THE DATA:
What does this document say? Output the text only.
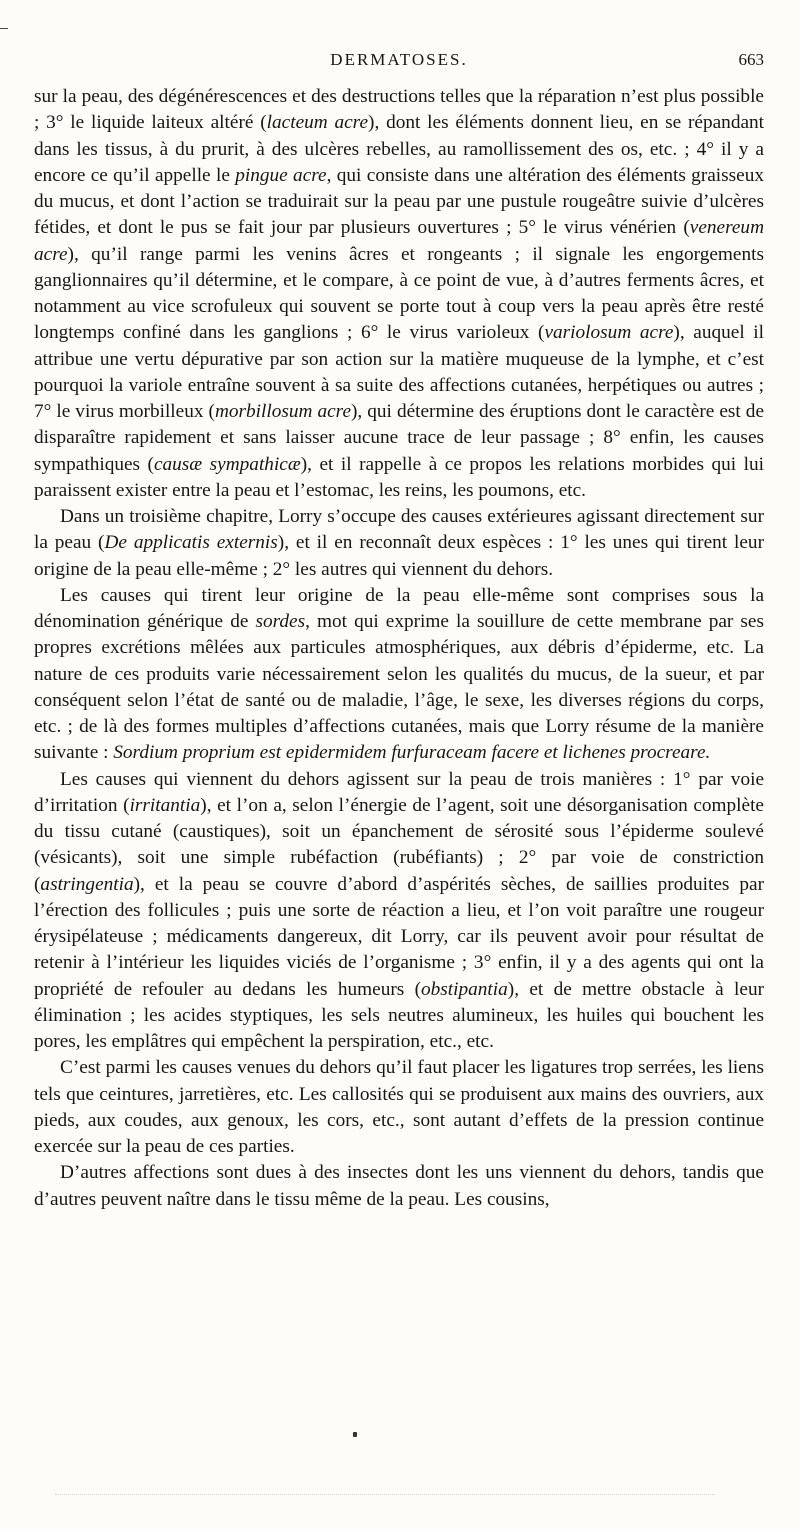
DERMATOSES.	663

sur la peau, des dégénérescences et des destructions telles que la réparation n’est plus possible ; 3° le liquide laiteux altéré (lacteum acre), dont les éléments donnent lieu, en se répandant dans les tissus, à du prurit, à des ulcères rebelles, au ramollissement des os, etc. ; 4° il y a encore ce qu’il appelle le pingue acre, qui consiste dans une altération des éléments graisseux du mucus, et dont l’action se traduirait sur la peau par une pustule rougeâtre suivie d’ulcères fétides, et dont le pus se fait jour par plusieurs ouvertures ; 5° le virus vénérien (venereum acre), qu’il range parmi les venins âcres et rongeants ; il signale les engorgements ganglionnaires qu’il détermine, et le compare, à ce point de vue, à d’autres ferments âcres, et notamment au vice scrofuleux qui souvent se porte tout à coup vers la peau après être resté longtemps confiné dans les ganglions ; 6° le virus varioleux (variolosum acre), auquel il attribue une vertu dépurative par son action sur la matière muqueuse de la lymphe, et c’est pourquoi la variole entraîne souvent à sa suite des affections cutanées, herpétiques ou autres ; 7° le virus morbilleux (morbillosum acre), qui détermine des éruptions dont le caractère est de disparaître rapidement et sans laisser aucune trace de leur passage ; 8° enfin, les causes sympathiques (causæ sympathicæ), et il rappelle à ce propos les relations morbides qui lui paraissent exister entre la peau et l’estomac, les reins, les poumons, etc.

Dans un troisième chapitre, Lorry s’occupe des causes extérieures agissant directement sur la peau (De applicatis externis), et il en reconnaît deux espèces : 1° les unes qui tirent leur origine de la peau elle-même ; 2° les autres qui viennent du dehors.

Les causes qui tirent leur origine de la peau elle-même sont comprises sous la dénomination générique de sordes, mot qui exprime la souillure de cette membrane par ses propres excrétions mêlées aux particules atmosphériques, aux débris d’épiderme, etc. La nature de ces produits varie nécessairement selon les qualités du mucus, de la sueur, et par conséquent selon l’état de santé ou de maladie, l’âge, le sexe, les diverses régions du corps, etc. ; de là des formes multiples d’affections cutanées, mais que Lorry résume de la manière suivante : Sordium proprium est epidermidem furfuraceam facere et lichenes procreare.

Les causes qui viennent du dehors agissent sur la peau de trois manières : 1° par voie d’irritation (irritantia), et l’on a, selon l’énergie de l’agent, soit une désorganisation complète du tissu cutané (caustiques), soit un épanchement de sérosité sous l’épiderme soulevé (vésicants), soit une simple rubéfaction (rubéfiants) ; 2° par voie de constriction (astringentia), et la peau se couvre d’abord d’aspérités sèches, de saillies produites par l’érection des follicules ; puis une sorte de réaction a lieu, et l’on voit paraître une rougeur érysipélateuse ; médicaments dangereux, dit Lorry, car ils peuvent avoir pour résultat de retenir à l’intérieur les liquides viciés de l’organisme ; 3° enfin, il y a des agents qui ont la propriété de refouler au dedans les humeurs (obstipantia), et de mettre obstacle à leur élimination ; les acides styptiques, les sels neutres alumineux, les huiles qui bouchent les pores, les emplâtres qui empêchent la perspiration, etc., etc.

C’est parmi les causes venues du dehors qu’il faut placer les ligatures trop serrées, les liens tels que ceintures, jarretières, etc. Les callosités qui se produisent aux mains des ouvriers, aux pieds, aux coudes, aux genoux, les cors, etc., sont autant d’effets de la pression continue exercée sur la peau de ces parties.

D’autres affections sont dues à des insectes dont les uns viennent du dehors, tandis que d’autres peuvent naître dans le tissu même de la peau. Les cousins,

WHAT YOU ARE ASKED TO DO: Write out the material above precisely, leaving each picture behind.

SOLVED PROBLEM:
What does this document say? Output the text only.
DERMATOSES.	663

sur la peau, des dégénérescences et des destructions telles que la réparation n’est plus possible ; 3° le liquide laiteux altéré (lacteum acre), dont les éléments donnent lieu, en se répandant dans les tissus, à du prurit, à des ulcères rebelles, au ramollissement des os, etc. ; 4° il y a encore ce qu’il appelle le pingue acre, qui consiste dans une altération des éléments graisseux du mucus, et dont l’action se traduirait sur la peau par une pustule rougeâtre suivie d’ulcères fétides, et dont le pus se fait jour par plusieurs ouvertures ; 5° le virus vénérien (venereum acre), qu’il range parmi les venins âcres et rongeants ; il signale les engorgements ganglionnaires qu’il détermine, et le compare, à ce point de vue, à d’autres ferments âcres, et notamment au vice scrofuleux qui souvent se porte tout à coup vers la peau après être resté longtemps confiné dans les ganglions ; 6° le virus varioleux (variolosum acre), auquel il attribue une vertu dépurative par son action sur la matière muqueuse de la lymphe, et c’est pourquoi la variole entraîne souvent à sa suite des affections cutanées, herpétiques ou autres ; 7° le virus morbilleux (morbillosum acre), qui détermine des éruptions dont le caractère est de disparaître rapidement et sans laisser aucune trace de leur passage ; 8° enfin, les causes sympathiques (causæ sympathicæ), et il rappelle à ce propos les relations morbides qui lui paraissent exister entre la peau et l’estomac, les reins, les poumons, etc.

Dans un troisième chapitre, Lorry s’occupe des causes extérieures agissant directement sur la peau (De applicatis externis), et il en reconnaît deux espèces : 1° les unes qui tirent leur origine de la peau elle-même ; 2° les autres qui viennent du dehors.

Les causes qui tirent leur origine de la peau elle-même sont comprises sous la dénomination générique de sordes, mot qui exprime la souillure de cette membrane par ses propres excrétions mêlées aux particules atmosphériques, aux débris d’épiderme, etc. La nature de ces produits varie nécessairement selon les qualités du mucus, de la sueur, et par conséquent selon l’état de santé ou de maladie, l’âge, le sexe, les diverses régions du corps, etc. ; de là des formes multiples d’affections cutanées, mais que Lorry résume de la manière suivante : Sordium proprium est epidermidem furfuraceam facere et lichenes procreare.

Les causes qui viennent du dehors agissent sur la peau de trois manières : 1° par voie d’irritation (irritantia), et l’on a, selon l’énergie de l’agent, soit une désorganisation complète du tissu cutané (caustiques), soit un épanchement de sérosité sous l’épiderme soulevé (vésicants), soit une simple rubéfaction (rubéfiants) ; 2° par voie de constriction (astringentia), et la peau se couvre d’abord d’aspérités sèches, de saillies produites par l’érection des follicules ; puis une sorte de réaction a lieu, et l’on voit paraître une rougeur érysipélateuse ; médicaments dangereux, dit Lorry, car ils peuvent avoir pour résultat de retenir à l’intérieur les liquides viciés de l’organisme ; 3° enfin, il y a des agents qui ont la propriété de refouler au dedans les humeurs (obstipantia), et de mettre obstacle à leur élimination ; les acides styptiques, les sels neutres alumineux, les huiles qui bouchent les pores, les emplâtres qui empêchent la perspiration, etc., etc.

C’est parmi les causes venues du dehors qu’il faut placer les ligatures trop serrées, les liens tels que ceintures, jarretières, etc. Les callosités qui se produisent aux mains des ouvriers, aux pieds, aux coudes, aux genoux, les cors, etc., sont autant d’effets de la pression continue exercée sur la peau de ces parties.

D’autres affections sont dues à des insectes dont les uns viennent du dehors, tandis que d’autres peuvent naître dans le tissu même de la peau. Les cousins,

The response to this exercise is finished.